**CHALLENGE**
Write out every entry, unchanged. Skip any picture.

──────────

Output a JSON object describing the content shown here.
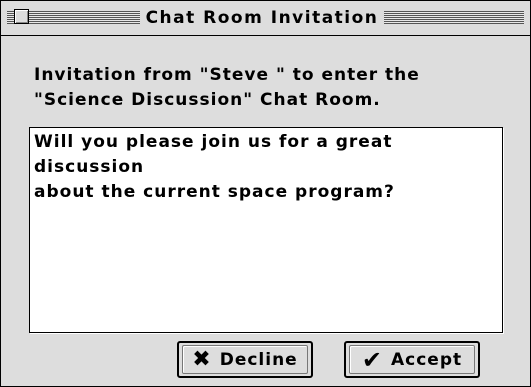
{
  "window": {
    "title": "Chat Room Invitation"
  },
  "invitation": {
    "text": "Invitation from \"Steve \" to enter the\n\"Science Discussion\" Chat Room."
  },
  "message": {
    "text": "Will you please join us for a great discussion\nabout the current space program?"
  },
  "buttons": {
    "decline_label": "Decline",
    "accept_label": "Accept"
  },
  "icons": {
    "decline": "close-x-icon",
    "accept": "checkmark-icon",
    "titlebar": "close-box-icon"
  },
  "colors": {
    "window_bg": "#dddddd",
    "message_bg": "#ffffff",
    "text": "#000000"
  }
}
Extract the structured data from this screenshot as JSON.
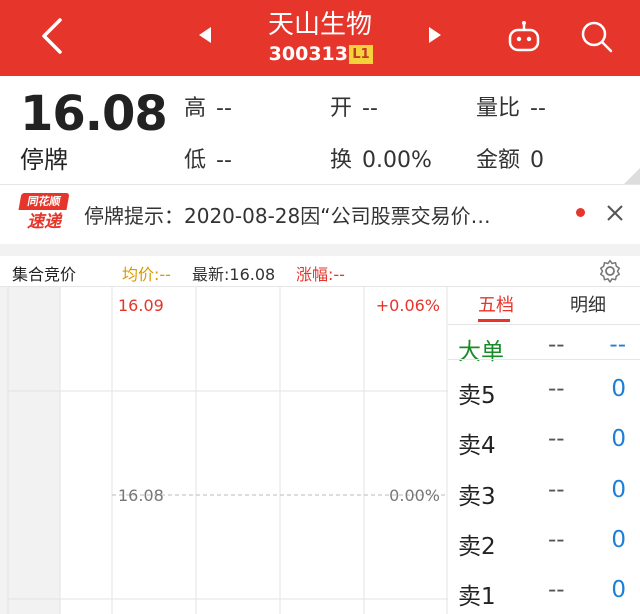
{
  "header": {
    "stock_name": "天山生物",
    "stock_code": "300313",
    "badge": "L1",
    "bg_color": "#e6352b"
  },
  "quote": {
    "price": "16.08",
    "status": "停牌",
    "high_label": "高",
    "high_value": "--",
    "open_label": "开",
    "open_value": "--",
    "vol_ratio_label": "量比",
    "vol_ratio_value": "--",
    "low_label": "低",
    "low_value": "--",
    "turnover_label": "换",
    "turnover_value": "0.00%",
    "amount_label": "金额",
    "amount_value": "0"
  },
  "notice": {
    "logo_top": "同花顺",
    "logo_bottom": "速递",
    "text": "停牌提示：2020-08-28因“公司股票交易价…"
  },
  "bar": {
    "mode": "集合竞价",
    "avg": "均价:--",
    "latest": "最新:16.08",
    "change": "涨幅:--"
  },
  "chart": {
    "top_price": "16.09",
    "top_pct": "+0.06%",
    "mid_price": "16.08",
    "mid_pct": "0.00%"
  },
  "orderbook": {
    "tab_five": "五档",
    "tab_detail": "明细",
    "rows": [
      {
        "label": "大单",
        "mid": "--",
        "right": "--"
      },
      {
        "label": "卖5",
        "mid": "--",
        "right": "0"
      },
      {
        "label": "卖4",
        "mid": "--",
        "right": "0"
      },
      {
        "label": "卖3",
        "mid": "--",
        "right": "0"
      },
      {
        "label": "卖2",
        "mid": "--",
        "right": "0"
      },
      {
        "label": "卖1",
        "mid": "--",
        "right": "0"
      }
    ]
  },
  "colors": {
    "red": "#e6352b",
    "blue": "#1e7fd6",
    "green": "#1b8a2a",
    "orange": "#d89a00"
  }
}
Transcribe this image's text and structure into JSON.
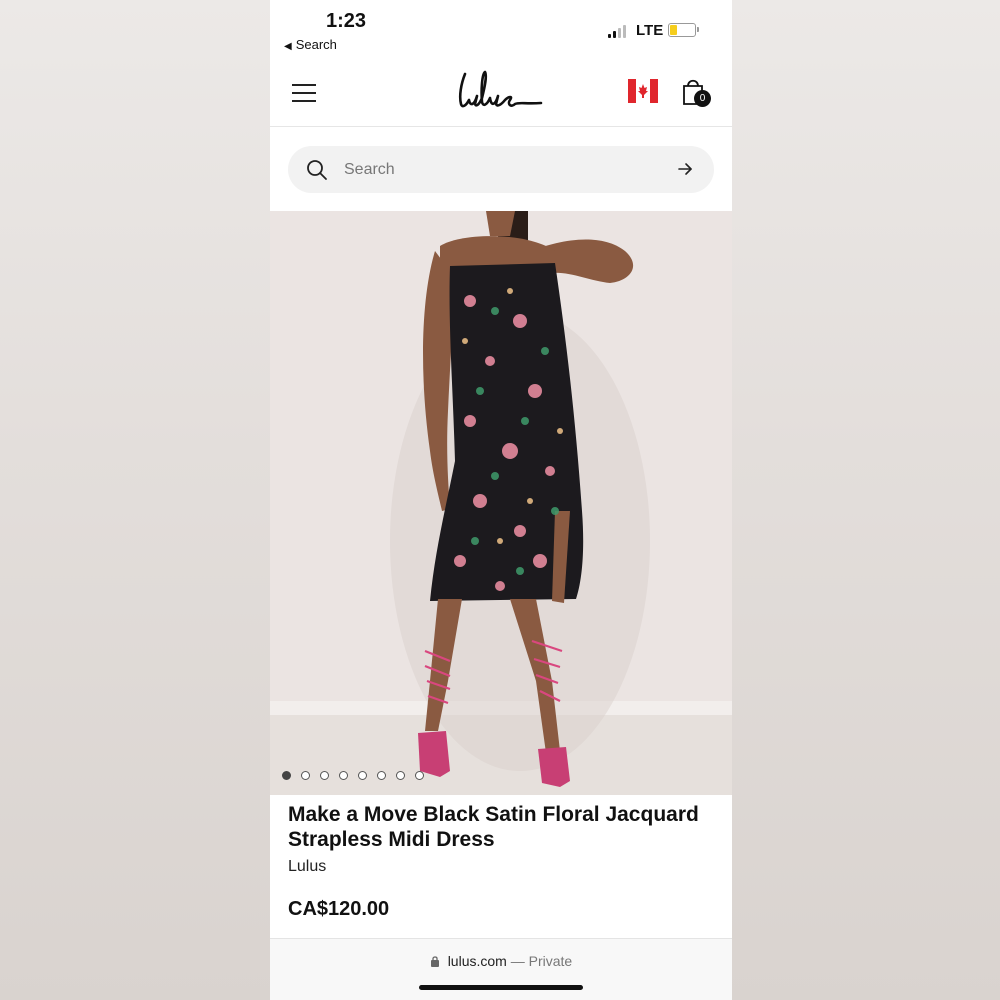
{
  "status": {
    "time": "1:23",
    "back_label": "Search",
    "network": "LTE"
  },
  "header": {
    "logo_text": "Lulus",
    "cart_count": "0",
    "icons": [
      "menu-icon",
      "canada-flag-icon",
      "shopping-bag-icon"
    ]
  },
  "search": {
    "placeholder": "Search"
  },
  "gallery": {
    "image_count": 8,
    "active_index": 0
  },
  "product": {
    "title": "Make a Move Black Satin Floral Jacquard Strapless Midi Dress",
    "brand": "Lulus",
    "price": "CA$120.00"
  },
  "browser": {
    "domain": "lulus.com",
    "separator": " — ",
    "mode": "Private"
  },
  "colors": {
    "battery_fill": "#f5cd1c",
    "text_primary": "#111111",
    "search_bg": "#f2f2f2"
  }
}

──────────

**EXERCISE OUTPUT**
Output a JSON object describing the content shown here.
{
  "window": {
    "title": "Chat Room Invitation"
  },
  "invitation": {
    "text": "Invitation from \"Steve \" to enter the\n\"Science Discussion\" Chat Room."
  },
  "message": {
    "text": "Will you please join us for a great discussion\nabout the current space program?"
  },
  "buttons": {
    "decline_label": "Decline",
    "accept_label": "Accept"
  },
  "icons": {
    "decline": "close-x-icon",
    "accept": "checkmark-icon",
    "titlebar": "close-box-icon"
  },
  "colors": {
    "window_bg": "#dddddd",
    "message_bg": "#ffffff",
    "text": "#000000"
  }
}
Extract the structured data from this screenshot as JSON.
{
  "header": {
    "stock_name": "天山生物",
    "stock_code": "300313",
    "badge": "L1",
    "bg_color": "#e6352b"
  },
  "quote": {
    "price": "16.08",
    "status": "停牌",
    "high_label": "高",
    "high_value": "--",
    "open_label": "开",
    "open_value": "--",
    "vol_ratio_label": "量比",
    "vol_ratio_value": "--",
    "low_label": "低",
    "low_value": "--",
    "turnover_label": "换",
    "turnover_value": "0.00%",
    "amount_label": "金额",
    "amount_value": "0"
  },
  "notice": {
    "logo_top": "同花顺",
    "logo_bottom": "速递",
    "text": "停牌提示：2020-08-28因“公司股票交易价…"
  },
  "bar": {
    "mode": "集合竞价",
    "avg": "均价:--",
    "latest": "最新:16.08",
    "change": "涨幅:--"
  },
  "chart": {
    "top_price": "16.09",
    "top_pct": "+0.06%",
    "mid_price": "16.08",
    "mid_pct": "0.00%"
  },
  "orderbook": {
    "tab_five": "五档",
    "tab_detail": "明细",
    "rows": [
      {
        "label": "大单",
        "mid": "--",
        "right": "--"
      },
      {
        "label": "卖5",
        "mid": "--",
        "right": "0"
      },
      {
        "label": "卖4",
        "mid": "--",
        "right": "0"
      },
      {
        "label": "卖3",
        "mid": "--",
        "right": "0"
      },
      {
        "label": "卖2",
        "mid": "--",
        "right": "0"
      },
      {
        "label": "卖1",
        "mid": "--",
        "right": "0"
      }
    ]
  },
  "colors": {
    "red": "#e6352b",
    "blue": "#1e7fd6",
    "green": "#1b8a2a",
    "orange": "#d89a00"
  }
}
Transcribe this image's text and structure into JSON.
{
  "status": {
    "time": "1:23",
    "back_label": "Search",
    "network": "LTE"
  },
  "header": {
    "logo_text": "Lulus",
    "cart_count": "0",
    "icons": [
      "menu-icon",
      "canada-flag-icon",
      "shopping-bag-icon"
    ]
  },
  "search": {
    "placeholder": "Search"
  },
  "gallery": {
    "image_count": 8,
    "active_index": 0
  },
  "product": {
    "title": "Make a Move Black Satin Floral Jacquard Strapless Midi Dress",
    "brand": "Lulus",
    "price": "CA$120.00"
  },
  "browser": {
    "domain": "lulus.com",
    "separator": " — ",
    "mode": "Private"
  },
  "colors": {
    "battery_fill": "#f5cd1c",
    "text_primary": "#111111",
    "search_bg": "#f2f2f2"
  }
}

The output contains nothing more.